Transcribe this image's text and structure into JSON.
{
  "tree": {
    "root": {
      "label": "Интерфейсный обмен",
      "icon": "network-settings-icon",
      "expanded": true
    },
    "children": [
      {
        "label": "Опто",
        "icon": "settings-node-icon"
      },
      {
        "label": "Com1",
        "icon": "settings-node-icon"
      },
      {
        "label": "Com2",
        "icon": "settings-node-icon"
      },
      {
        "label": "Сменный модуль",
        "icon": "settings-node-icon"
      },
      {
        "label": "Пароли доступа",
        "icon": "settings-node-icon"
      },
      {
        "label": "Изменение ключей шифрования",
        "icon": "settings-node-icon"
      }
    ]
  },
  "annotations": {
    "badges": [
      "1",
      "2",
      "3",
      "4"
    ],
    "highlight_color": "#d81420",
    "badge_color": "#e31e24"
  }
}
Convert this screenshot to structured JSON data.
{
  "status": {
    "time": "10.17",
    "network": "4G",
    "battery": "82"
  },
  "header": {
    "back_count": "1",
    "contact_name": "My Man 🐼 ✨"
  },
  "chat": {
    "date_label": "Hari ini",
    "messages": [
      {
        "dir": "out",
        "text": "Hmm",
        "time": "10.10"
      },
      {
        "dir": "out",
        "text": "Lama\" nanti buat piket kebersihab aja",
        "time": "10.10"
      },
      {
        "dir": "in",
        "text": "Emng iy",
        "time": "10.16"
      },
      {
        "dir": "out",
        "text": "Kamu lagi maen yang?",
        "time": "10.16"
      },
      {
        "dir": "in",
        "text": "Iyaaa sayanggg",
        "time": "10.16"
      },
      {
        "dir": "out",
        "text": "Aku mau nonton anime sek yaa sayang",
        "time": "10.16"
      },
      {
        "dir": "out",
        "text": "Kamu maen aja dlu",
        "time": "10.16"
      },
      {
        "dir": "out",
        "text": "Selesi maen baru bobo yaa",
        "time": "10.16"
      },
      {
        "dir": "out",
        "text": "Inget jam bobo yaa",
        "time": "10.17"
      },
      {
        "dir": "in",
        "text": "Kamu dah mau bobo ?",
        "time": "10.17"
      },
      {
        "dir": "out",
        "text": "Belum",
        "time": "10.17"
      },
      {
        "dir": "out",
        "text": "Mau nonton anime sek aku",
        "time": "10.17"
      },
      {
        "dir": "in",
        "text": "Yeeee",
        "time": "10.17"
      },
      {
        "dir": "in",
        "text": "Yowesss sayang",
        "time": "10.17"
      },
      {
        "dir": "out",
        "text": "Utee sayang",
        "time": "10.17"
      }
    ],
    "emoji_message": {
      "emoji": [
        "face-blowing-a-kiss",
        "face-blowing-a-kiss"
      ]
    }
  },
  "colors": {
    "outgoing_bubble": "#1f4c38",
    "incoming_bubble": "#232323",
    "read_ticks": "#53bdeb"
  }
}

* [WRITTEN EXERCISE]
Everything from the line containing "Convert this screenshot" through the last line of the records must be given again exactly; leave out all other lines.

* [TASK SOLUTION]
Convert this screenshot to structured JSON data.
{
  "status": {
    "time": "10.17",
    "network": "4G",
    "battery": "82"
  },
  "header": {
    "back_count": "1",
    "contact_name": "My Man 🐼 ✨"
  },
  "chat": {
    "date_label": "Hari ini",
    "messages": [
      {
        "dir": "out",
        "text": "Hmm",
        "time": "10.10"
      },
      {
        "dir": "out",
        "text": "Lama\" nanti buat piket kebersihab aja",
        "time": "10.10"
      },
      {
        "dir": "in",
        "text": "Emng iy",
        "time": "10.16"
      },
      {
        "dir": "out",
        "text": "Kamu lagi maen yang?",
        "time": "10.16"
      },
      {
        "dir": "in",
        "text": "Iyaaa sayanggg",
        "time": "10.16"
      },
      {
        "dir": "out",
        "text": "Aku mau nonton anime sek yaa sayang",
        "time": "10.16"
      },
      {
        "dir": "out",
        "text": "Kamu maen aja dlu",
        "time": "10.16"
      },
      {
        "dir": "out",
        "text": "Selesi maen baru bobo yaa",
        "time": "10.16"
      },
      {
        "dir": "out",
        "text": "Inget jam bobo yaa",
        "time": "10.17"
      },
      {
        "dir": "in",
        "text": "Kamu dah mau bobo ?",
        "time": "10.17"
      },
      {
        "dir": "out",
        "text": "Belum",
        "time": "10.17"
      },
      {
        "dir": "out",
        "text": "Mau nonton anime sek aku",
        "time": "10.17"
      },
      {
        "dir": "in",
        "text": "Yeeee",
        "time": "10.17"
      },
      {
        "dir": "in",
        "text": "Yowesss sayang",
        "time": "10.17"
      },
      {
        "dir": "out",
        "text": "Utee sayang",
        "time": "10.17"
      }
    ],
    "emoji_message": {
      "emoji": [
        "face-blowing-a-kiss",
        "face-blowing-a-kiss"
      ]
    }
  },
  "colors": {
    "outgoing_bubble": "#1f4c38",
    "incoming_bubble": "#232323",
    "read_ticks": "#53bdeb"
  }
}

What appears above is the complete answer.